** Start of RECORDS FOR THIS TASK **

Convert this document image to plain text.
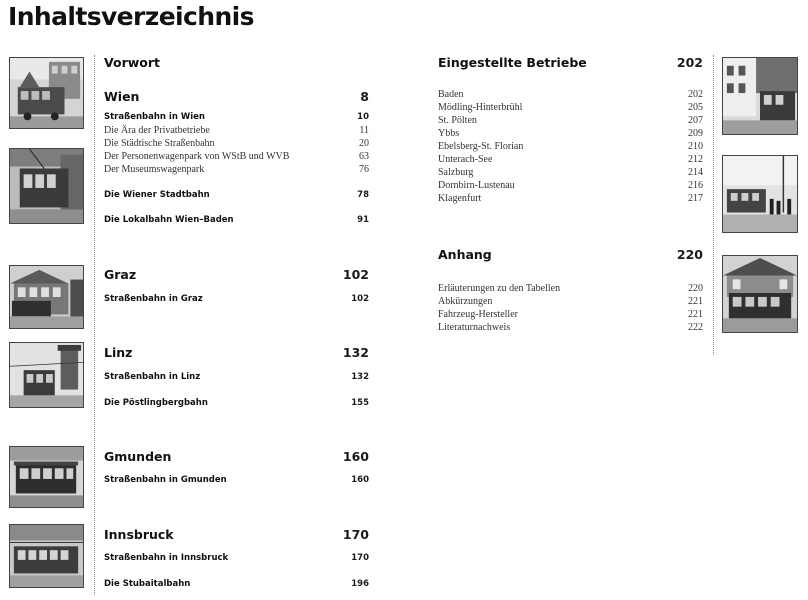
Inhaltsverzeichnis
Vorwort
Wien	8
Straßenbahn in Wien	10
Die Ära der Privatbetriebe	11
Die Städtische Straßenbahn	20
Der Personenwagenpark von WStB und WVB	63
Der Museumswagenpark	76
Die Wiener Stadtbahn	78
Die Lokalbahn Wien–Baden	91
Graz	102
Straßenbahn in Graz	102
Linz	132
Straßenbahn in Linz	132
Die Pöstlingbergbahn	155
Gmunden	160
Straßenbahn in Gmunden	160
Innsbruck	170
Straßenbahn in Innsbruck	170
Die Stubaitalbahn	196
Eingestellte Betriebe	202
Baden	202
Mödling-Hinterbrühl	205
St. Pölten	207
Ybbs	209
Ebelsberg-St. Florian	210
Unterach-See	212
Salzburg	214
Dornbirn-Lustenau	216
Klagenfurt	217
Anhang	220
Erläuterungen zu den Tabellen	220
Abkürzungen	221
Fahrzeug-Hersteller	221
Literaturnachweis	222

** End of RECORDS FOR THIS TASK **

Transcribe the material exactly, and leave out whatever pictures it holds.

* EXERCISE OUTPUT
Convert this document image to plain text.
Inhaltsverzeichnis
Vorwort
Wien	8
Straßenbahn in Wien	10
Die Ära der Privatbetriebe	11
Die Städtische Straßenbahn	20
Der Personenwagenpark von WStB und WVB	63
Der Museumswagenpark	76
Die Wiener Stadtbahn	78
Die Lokalbahn Wien–Baden	91
Graz	102
Straßenbahn in Graz	102
Linz	132
Straßenbahn in Linz	132
Die Pöstlingbergbahn	155
Gmunden	160
Straßenbahn in Gmunden	160
Innsbruck	170
Straßenbahn in Innsbruck	170
Die Stubaitalbahn	196
Eingestellte Betriebe	202
Baden	202
Mödling-Hinterbrühl	205
St. Pölten	207
Ybbs	209
Ebelsberg-St. Florian	210
Unterach-See	212
Salzburg	214
Dornbirn-Lustenau	216
Klagenfurt	217
Anhang	220
Erläuterungen zu den Tabellen	220
Abkürzungen	221
Fahrzeug-Hersteller	221
Literaturnachweis	222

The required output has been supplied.